* Working data *
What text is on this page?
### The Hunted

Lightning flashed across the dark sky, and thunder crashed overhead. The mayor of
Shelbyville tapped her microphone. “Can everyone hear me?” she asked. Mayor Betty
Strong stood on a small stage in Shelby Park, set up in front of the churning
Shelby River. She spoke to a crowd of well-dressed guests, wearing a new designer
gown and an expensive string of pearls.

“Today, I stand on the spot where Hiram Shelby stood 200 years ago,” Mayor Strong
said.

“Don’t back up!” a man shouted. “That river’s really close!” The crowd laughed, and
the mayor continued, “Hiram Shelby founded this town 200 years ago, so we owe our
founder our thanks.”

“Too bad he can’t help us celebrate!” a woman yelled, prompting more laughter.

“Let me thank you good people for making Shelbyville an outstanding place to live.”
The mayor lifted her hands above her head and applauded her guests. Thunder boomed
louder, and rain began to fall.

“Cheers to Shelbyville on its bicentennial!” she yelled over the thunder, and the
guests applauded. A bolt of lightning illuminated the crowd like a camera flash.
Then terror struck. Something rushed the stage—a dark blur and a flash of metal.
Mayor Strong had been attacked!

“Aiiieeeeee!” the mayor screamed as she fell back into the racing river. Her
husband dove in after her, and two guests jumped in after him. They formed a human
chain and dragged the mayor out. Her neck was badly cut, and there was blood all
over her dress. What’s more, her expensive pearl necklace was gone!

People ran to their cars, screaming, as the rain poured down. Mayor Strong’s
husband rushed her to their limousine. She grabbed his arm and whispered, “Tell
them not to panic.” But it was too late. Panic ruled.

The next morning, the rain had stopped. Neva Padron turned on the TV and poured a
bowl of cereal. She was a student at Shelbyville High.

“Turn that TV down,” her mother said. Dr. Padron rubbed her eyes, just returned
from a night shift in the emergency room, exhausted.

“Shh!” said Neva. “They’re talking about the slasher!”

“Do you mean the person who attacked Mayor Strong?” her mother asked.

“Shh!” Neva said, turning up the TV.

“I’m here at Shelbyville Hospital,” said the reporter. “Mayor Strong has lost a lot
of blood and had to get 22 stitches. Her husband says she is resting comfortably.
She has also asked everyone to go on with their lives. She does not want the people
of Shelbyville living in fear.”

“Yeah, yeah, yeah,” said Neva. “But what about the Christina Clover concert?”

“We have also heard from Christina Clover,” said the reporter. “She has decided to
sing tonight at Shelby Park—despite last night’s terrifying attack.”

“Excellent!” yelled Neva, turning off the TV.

* What you need to do *
The records above should all be quoted exactly, please.

* Exercise answer *
What text is on this page?
### The Hunted

Lightning flashed across the dark sky, and thunder crashed overhead. The mayor of
Shelbyville tapped her microphone. “Can everyone hear me?” she asked. Mayor Betty
Strong stood on a small stage in Shelby Park, set up in front of the churning
Shelby River. She spoke to a crowd of well-dressed guests, wearing a new designer
gown and an expensive string of pearls.

“Today, I stand on the spot where Hiram Shelby stood 200 years ago,” Mayor Strong
said.

“Don’t back up!” a man shouted. “That river’s really close!” The crowd laughed, and
the mayor continued, “Hiram Shelby founded this town 200 years ago, so we owe our
founder our thanks.”

“Too bad he can’t help us celebrate!” a woman yelled, prompting more laughter.

“Let me thank you good people for making Shelbyville an outstanding place to live.”
The mayor lifted her hands above her head and applauded her guests. Thunder boomed
louder, and rain began to fall.

“Cheers to Shelbyville on its bicentennial!” she yelled over the thunder, and the
guests applauded. A bolt of lightning illuminated the crowd like a camera flash.
Then terror struck. Something rushed the stage—a dark blur and a flash of metal.
Mayor Strong had been attacked!

“Aiiieeeeee!” the mayor screamed as she fell back into the racing river. Her
husband dove in after her, and two guests jumped in after him. They formed a human
chain and dragged the mayor out. Her neck was badly cut, and there was blood all
over her dress. What’s more, her expensive pearl necklace was gone!

People ran to their cars, screaming, as the rain poured down. Mayor Strong’s
husband rushed her to their limousine. She grabbed his arm and whispered, “Tell
them not to panic.” But it was too late. Panic ruled.

The next morning, the rain had stopped. Neva Padron turned on the TV and poured a
bowl of cereal. She was a student at Shelbyville High.

“Turn that TV down,” her mother said. Dr. Padron rubbed her eyes, just returned
from a night shift in the emergency room, exhausted.

“Shh!” said Neva. “They’re talking about the slasher!”

“Do you mean the person who attacked Mayor Strong?” her mother asked.

“Shh!” Neva said, turning up the TV.

“I’m here at Shelbyville Hospital,” said the reporter. “Mayor Strong has lost a lot
of blood and had to get 22 stitches. Her husband says she is resting comfortably.
She has also asked everyone to go on with their lives. She does not want the people
of Shelbyville living in fear.”

“Yeah, yeah, yeah,” said Neva. “But what about the Christina Clover concert?”

“We have also heard from Christina Clover,” said the reporter. “She has decided to
sing tonight at Shelby Park—despite last night’s terrifying attack.”

“Excellent!” yelled Neva, turning off the TV.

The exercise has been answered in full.